• **TASK REQUIREMENTS**: Pull every line containing "name" out of the material below.

• **INPUT MATERIAL**:

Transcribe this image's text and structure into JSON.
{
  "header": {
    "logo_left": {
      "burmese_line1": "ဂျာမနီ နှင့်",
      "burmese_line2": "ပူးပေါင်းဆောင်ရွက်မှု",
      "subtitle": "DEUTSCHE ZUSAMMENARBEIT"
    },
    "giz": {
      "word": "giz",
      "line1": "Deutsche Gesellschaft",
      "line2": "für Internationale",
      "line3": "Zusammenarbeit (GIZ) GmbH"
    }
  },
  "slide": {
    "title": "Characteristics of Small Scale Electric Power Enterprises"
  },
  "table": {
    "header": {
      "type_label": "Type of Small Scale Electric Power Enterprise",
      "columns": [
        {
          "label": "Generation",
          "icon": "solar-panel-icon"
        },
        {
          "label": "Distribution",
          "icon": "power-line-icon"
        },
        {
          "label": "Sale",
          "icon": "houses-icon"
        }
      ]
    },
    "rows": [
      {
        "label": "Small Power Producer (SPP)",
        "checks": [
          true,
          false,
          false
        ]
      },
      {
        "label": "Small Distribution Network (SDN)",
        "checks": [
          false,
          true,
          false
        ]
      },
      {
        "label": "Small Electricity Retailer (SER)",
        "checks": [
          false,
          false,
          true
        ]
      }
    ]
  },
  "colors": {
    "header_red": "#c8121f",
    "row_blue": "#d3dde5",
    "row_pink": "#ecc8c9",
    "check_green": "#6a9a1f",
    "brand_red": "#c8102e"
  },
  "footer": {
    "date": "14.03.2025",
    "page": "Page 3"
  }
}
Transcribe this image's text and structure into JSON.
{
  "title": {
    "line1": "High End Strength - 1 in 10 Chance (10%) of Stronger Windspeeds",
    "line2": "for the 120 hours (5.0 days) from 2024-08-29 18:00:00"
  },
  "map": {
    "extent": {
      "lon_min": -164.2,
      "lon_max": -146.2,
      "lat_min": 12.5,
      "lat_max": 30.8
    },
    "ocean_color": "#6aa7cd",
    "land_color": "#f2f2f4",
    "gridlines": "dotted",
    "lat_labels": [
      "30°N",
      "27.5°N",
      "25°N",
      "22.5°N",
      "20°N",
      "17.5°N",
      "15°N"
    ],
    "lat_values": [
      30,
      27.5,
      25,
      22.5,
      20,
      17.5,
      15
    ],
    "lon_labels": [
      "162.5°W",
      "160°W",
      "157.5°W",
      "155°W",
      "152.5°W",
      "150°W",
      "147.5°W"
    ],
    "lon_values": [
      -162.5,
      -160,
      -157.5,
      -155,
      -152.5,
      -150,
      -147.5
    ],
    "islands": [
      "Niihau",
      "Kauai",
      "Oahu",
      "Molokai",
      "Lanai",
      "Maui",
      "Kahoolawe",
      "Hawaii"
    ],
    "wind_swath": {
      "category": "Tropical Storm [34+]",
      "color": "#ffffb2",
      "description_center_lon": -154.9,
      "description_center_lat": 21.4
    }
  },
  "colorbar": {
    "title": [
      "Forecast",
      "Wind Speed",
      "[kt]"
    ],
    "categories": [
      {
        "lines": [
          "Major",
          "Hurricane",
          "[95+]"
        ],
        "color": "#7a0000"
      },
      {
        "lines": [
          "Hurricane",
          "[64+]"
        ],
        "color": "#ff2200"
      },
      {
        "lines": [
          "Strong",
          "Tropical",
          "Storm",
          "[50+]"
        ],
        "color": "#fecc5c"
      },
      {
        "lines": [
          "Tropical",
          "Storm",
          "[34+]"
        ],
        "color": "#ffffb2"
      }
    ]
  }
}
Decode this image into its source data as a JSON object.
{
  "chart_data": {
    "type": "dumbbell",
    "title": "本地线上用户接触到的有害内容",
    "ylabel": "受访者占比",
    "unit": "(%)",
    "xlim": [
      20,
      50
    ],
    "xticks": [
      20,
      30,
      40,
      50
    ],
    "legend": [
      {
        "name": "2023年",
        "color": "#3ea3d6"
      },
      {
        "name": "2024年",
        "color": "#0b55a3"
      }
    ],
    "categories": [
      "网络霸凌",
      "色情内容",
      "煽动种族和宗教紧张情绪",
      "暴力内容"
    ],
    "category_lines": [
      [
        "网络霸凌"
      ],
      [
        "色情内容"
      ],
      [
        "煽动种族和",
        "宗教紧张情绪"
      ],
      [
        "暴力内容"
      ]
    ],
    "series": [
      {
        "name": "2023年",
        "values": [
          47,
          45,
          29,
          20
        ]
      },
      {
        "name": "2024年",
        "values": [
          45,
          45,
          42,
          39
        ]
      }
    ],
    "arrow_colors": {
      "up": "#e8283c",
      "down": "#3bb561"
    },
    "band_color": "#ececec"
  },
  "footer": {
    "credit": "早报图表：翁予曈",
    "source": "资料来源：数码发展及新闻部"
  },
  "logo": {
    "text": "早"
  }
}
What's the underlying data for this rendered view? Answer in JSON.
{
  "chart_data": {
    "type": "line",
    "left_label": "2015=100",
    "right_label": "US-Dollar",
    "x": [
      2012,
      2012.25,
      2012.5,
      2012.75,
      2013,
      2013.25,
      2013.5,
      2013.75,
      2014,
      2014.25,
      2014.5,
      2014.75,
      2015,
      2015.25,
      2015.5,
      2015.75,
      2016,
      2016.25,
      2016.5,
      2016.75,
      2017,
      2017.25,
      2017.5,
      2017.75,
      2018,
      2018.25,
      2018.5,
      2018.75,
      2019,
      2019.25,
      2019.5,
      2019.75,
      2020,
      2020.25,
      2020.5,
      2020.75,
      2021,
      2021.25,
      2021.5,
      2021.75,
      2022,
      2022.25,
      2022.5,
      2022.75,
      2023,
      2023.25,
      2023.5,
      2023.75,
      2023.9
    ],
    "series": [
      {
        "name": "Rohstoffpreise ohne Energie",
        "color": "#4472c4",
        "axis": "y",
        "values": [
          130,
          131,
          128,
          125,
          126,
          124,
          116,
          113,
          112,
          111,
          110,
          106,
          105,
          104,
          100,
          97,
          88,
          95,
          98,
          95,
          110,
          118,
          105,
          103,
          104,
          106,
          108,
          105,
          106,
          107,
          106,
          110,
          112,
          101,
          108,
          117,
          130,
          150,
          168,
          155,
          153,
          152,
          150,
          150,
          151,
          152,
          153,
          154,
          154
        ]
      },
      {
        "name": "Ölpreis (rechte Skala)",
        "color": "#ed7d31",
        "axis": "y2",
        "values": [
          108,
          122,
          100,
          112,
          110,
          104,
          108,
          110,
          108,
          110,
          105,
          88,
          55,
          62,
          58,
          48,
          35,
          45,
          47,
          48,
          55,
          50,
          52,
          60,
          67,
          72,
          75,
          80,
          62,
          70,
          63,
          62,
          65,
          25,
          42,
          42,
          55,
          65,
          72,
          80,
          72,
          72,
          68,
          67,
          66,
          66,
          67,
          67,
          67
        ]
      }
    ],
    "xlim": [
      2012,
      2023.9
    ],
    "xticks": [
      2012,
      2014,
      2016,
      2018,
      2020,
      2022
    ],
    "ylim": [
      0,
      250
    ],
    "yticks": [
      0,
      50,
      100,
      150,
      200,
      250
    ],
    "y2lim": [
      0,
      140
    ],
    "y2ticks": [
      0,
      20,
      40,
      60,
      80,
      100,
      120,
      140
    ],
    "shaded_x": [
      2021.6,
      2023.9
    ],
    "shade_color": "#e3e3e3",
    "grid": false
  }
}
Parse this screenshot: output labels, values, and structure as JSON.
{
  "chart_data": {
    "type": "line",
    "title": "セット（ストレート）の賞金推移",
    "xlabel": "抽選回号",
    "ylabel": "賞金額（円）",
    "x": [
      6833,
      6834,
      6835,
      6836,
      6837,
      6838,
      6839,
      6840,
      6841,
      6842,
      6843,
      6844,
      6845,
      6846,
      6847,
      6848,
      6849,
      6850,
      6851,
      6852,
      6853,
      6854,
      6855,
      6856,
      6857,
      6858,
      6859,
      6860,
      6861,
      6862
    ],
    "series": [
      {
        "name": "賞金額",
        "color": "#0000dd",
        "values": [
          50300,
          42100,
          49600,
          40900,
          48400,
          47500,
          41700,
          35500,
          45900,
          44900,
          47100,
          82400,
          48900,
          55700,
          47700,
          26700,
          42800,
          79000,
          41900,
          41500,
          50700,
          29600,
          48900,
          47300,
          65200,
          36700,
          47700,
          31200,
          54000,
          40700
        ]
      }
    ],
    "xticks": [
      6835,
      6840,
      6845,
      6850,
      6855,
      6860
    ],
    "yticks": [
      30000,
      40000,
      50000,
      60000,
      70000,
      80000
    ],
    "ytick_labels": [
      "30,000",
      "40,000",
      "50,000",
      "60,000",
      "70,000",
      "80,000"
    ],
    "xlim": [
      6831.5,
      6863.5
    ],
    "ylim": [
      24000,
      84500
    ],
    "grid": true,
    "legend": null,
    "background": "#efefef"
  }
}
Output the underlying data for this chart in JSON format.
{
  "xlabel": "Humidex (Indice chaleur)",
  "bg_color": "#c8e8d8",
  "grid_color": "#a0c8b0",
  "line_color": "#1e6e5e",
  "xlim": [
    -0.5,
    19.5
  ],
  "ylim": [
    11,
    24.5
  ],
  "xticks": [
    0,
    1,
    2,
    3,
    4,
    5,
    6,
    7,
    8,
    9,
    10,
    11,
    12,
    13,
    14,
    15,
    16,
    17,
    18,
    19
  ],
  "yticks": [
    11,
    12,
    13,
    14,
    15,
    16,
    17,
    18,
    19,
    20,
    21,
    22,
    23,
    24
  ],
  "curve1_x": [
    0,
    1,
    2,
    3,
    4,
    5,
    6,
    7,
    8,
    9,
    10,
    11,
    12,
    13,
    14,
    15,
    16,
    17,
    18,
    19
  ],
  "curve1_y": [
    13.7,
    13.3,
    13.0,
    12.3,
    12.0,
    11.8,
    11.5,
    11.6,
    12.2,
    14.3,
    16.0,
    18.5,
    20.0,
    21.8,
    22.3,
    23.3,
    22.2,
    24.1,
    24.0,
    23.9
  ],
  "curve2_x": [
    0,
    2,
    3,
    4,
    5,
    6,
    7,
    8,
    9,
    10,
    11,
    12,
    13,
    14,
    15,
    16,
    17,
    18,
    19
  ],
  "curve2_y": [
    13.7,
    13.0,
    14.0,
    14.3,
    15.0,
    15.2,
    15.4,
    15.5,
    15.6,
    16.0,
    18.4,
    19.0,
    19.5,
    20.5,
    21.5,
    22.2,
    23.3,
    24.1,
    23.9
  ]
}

• **TASK RESULT**:
        "name": "2023年",
        "name": "2024年",
        "name": "2023年",
        "name": "2024年",
        "name": "Rohstoffpreise ohne Energie",
        "name": "Ölpreis (rechte Skala)",
        "name": "賞金額",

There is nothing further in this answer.